## start

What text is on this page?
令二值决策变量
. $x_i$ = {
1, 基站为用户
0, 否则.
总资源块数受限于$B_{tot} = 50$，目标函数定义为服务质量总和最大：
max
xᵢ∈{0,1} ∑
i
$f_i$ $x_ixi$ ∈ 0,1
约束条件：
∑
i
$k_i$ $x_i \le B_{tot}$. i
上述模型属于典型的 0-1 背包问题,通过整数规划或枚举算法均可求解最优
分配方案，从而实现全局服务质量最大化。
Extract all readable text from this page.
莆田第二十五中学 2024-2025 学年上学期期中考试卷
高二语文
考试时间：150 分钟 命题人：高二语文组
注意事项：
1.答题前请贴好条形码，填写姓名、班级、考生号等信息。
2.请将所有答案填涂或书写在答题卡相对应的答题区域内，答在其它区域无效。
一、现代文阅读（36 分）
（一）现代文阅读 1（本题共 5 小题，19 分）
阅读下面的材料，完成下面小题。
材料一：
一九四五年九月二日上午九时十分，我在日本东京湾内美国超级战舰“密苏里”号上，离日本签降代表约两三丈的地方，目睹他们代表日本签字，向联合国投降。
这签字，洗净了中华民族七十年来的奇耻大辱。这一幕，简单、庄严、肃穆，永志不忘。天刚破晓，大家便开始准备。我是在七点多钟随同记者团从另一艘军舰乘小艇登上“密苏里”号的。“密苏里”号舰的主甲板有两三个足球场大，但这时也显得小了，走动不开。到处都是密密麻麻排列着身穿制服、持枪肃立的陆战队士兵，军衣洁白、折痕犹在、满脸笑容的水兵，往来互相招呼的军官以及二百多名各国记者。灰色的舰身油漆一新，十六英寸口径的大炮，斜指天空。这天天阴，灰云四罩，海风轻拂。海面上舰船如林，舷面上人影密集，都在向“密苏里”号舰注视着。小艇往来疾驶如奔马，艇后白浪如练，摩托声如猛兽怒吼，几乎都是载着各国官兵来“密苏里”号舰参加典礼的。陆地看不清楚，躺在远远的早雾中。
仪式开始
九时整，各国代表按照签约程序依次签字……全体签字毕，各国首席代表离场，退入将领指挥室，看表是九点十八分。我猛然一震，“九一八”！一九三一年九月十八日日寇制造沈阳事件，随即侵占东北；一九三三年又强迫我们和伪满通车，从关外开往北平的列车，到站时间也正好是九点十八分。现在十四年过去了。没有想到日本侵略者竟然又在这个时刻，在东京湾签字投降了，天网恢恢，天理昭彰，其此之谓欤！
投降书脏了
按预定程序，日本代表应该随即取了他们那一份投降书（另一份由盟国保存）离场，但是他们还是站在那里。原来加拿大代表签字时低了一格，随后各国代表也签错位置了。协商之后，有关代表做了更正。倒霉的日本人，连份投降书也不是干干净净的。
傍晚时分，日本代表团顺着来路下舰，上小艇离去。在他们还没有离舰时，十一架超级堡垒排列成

## end

:: WHAT THE TASK REQUIRES ::
Show all lines from the records above where the word "this" occurs.

:: COMPLETED TASK ::
What text is on this page?
Extract all readable text from this page.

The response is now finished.